──────── SUPPLIED RECORDS ────────

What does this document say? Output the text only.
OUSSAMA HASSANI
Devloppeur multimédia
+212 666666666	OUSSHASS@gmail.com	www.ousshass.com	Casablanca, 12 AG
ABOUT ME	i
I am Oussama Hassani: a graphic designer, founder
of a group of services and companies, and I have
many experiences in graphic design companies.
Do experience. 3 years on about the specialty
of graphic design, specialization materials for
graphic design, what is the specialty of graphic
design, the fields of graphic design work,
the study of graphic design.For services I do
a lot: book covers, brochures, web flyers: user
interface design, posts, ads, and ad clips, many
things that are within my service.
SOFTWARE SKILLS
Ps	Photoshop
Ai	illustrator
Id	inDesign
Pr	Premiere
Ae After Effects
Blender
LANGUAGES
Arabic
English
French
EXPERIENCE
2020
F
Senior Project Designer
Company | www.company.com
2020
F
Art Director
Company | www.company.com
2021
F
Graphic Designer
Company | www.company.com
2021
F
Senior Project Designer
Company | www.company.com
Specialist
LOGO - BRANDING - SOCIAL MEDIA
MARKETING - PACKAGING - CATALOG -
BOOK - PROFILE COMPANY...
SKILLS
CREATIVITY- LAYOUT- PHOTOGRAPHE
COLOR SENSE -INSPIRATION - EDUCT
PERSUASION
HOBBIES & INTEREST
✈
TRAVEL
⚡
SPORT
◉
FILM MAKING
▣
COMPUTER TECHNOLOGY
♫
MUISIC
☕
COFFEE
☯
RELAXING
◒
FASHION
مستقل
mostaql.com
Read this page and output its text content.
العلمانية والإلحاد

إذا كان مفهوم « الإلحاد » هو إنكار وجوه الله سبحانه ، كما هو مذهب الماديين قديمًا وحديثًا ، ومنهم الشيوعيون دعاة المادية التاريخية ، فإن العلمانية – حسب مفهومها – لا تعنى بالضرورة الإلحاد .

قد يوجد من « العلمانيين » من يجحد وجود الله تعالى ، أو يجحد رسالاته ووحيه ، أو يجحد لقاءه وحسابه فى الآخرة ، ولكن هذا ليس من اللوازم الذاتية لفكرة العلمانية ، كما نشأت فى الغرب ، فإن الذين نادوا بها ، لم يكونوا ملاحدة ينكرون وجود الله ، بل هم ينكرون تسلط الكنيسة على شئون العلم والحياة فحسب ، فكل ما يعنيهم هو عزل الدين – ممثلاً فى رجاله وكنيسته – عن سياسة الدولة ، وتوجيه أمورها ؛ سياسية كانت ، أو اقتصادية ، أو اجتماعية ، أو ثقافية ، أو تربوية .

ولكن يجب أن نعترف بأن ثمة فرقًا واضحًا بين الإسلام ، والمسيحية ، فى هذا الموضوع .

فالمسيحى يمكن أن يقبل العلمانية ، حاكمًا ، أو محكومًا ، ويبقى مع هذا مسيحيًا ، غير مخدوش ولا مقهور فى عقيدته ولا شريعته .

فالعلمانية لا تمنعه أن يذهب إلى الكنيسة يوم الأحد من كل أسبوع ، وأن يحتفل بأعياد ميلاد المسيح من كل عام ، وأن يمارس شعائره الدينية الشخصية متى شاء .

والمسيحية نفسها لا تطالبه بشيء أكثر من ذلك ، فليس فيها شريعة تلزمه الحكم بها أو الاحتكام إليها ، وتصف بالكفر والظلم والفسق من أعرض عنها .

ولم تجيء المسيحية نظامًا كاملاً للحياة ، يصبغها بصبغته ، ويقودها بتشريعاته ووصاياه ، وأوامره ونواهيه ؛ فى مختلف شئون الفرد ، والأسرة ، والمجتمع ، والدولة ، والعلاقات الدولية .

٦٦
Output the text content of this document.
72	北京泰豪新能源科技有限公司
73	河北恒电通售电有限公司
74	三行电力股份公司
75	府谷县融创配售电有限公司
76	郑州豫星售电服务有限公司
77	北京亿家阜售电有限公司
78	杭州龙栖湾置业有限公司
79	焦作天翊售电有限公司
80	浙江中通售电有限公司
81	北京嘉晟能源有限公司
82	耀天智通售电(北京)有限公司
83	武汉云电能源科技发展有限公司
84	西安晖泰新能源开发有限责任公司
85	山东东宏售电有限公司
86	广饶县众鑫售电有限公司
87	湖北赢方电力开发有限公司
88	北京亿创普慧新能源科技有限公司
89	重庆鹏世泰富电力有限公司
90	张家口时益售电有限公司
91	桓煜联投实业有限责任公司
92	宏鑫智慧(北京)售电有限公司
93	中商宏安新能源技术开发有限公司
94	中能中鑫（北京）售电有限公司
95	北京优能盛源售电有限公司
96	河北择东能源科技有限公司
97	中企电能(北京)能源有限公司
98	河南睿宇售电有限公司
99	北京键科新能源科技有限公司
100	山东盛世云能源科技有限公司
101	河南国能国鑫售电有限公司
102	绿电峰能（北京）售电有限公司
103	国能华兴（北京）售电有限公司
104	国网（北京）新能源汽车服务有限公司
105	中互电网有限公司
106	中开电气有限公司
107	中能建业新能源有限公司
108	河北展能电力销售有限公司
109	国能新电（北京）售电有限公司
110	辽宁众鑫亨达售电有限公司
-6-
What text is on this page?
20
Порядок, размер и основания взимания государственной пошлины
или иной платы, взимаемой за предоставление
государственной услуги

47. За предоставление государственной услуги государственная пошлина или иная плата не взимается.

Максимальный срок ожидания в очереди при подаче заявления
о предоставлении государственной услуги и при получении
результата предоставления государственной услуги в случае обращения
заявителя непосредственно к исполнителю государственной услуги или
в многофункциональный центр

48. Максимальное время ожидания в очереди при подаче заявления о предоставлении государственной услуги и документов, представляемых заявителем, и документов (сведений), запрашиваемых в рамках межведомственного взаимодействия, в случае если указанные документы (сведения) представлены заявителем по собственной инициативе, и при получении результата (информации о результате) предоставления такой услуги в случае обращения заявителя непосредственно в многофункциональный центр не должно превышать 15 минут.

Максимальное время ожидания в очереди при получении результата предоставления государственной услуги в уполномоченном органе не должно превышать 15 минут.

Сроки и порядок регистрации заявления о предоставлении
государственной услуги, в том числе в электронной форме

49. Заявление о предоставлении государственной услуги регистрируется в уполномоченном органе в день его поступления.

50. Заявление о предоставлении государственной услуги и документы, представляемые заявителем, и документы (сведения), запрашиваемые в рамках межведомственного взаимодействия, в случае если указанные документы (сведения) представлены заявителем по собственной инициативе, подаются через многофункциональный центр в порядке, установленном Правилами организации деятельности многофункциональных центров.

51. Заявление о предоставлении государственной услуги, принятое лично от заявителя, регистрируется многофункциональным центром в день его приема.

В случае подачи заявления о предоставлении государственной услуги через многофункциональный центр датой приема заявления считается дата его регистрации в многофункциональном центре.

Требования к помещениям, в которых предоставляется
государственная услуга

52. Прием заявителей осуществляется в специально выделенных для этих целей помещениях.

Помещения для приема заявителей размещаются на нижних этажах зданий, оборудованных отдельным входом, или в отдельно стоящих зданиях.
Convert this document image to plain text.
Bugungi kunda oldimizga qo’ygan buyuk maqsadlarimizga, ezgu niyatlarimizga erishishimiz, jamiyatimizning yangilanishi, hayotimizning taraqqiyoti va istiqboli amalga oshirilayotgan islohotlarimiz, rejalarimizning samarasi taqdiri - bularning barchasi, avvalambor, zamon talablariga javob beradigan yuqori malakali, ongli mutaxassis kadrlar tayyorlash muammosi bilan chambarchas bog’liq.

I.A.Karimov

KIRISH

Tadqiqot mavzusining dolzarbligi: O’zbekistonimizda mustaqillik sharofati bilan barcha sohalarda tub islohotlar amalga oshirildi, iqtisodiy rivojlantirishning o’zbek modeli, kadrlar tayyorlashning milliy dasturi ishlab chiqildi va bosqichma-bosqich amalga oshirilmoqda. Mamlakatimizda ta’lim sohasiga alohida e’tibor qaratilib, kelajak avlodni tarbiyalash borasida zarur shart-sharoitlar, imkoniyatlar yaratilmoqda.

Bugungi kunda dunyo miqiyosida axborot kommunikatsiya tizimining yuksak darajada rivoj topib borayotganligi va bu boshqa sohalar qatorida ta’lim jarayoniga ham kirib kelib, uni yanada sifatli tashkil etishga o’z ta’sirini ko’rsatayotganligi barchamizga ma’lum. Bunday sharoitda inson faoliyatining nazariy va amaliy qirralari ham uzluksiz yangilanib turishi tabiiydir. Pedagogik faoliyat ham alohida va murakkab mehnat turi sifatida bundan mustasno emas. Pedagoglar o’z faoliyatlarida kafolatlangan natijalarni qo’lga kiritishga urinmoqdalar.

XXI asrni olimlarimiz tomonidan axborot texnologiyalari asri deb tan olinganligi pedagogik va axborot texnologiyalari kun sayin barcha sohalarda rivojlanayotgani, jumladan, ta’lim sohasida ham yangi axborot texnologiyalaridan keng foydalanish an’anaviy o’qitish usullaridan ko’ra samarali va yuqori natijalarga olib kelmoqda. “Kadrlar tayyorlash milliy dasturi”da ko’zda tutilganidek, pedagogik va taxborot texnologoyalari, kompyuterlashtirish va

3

────────

*WHAT YOU ARE ASKED TO DO*:
Every line containing the string "kunda" must be listed.

*ANSWER TO THIS EXERCISE*:
Bugungi kunda oldimizga qo’ygan buyuk maqsadlarimizga, ezgu niyatlarimizga erishishimiz, jamiyatimizning yangilanishi, hayotimizning taraqqiyoti va istiqboli amalga oshirilayotgan islohotlarimiz, rejalarimizning samarasi taqdiri - bularning barchasi, avvalambor, zamon talablariga javob beradigan yuqori malakali, ongli mutaxassis kadrlar tayyorlash muammosi bilan chambarchas bog’liq.
Bugungi kunda dunyo miqiyosida axborot kommunikatsiya tizimining yuksak darajada rivoj topib borayotganligi va bu boshqa sohalar qatorida ta’lim jarayoniga ham kirib kelib, uni yanada sifatli tashkil etishga o’z ta’sirini ko’rsatayotganligi barchamizga ma’lum. Bunday sharoitda inson faoliyatining nazariy va amaliy qirralari ham uzluksiz yangilanib turishi tabiiydir. Pedagogik faoliyat ham alohida va murakkab mehnat turi sifatida bundan mustasno emas. Pedagoglar o’z faoliyatlarida kafolatlangan natijalarni qo’lga kiritishga urinmoqdalar.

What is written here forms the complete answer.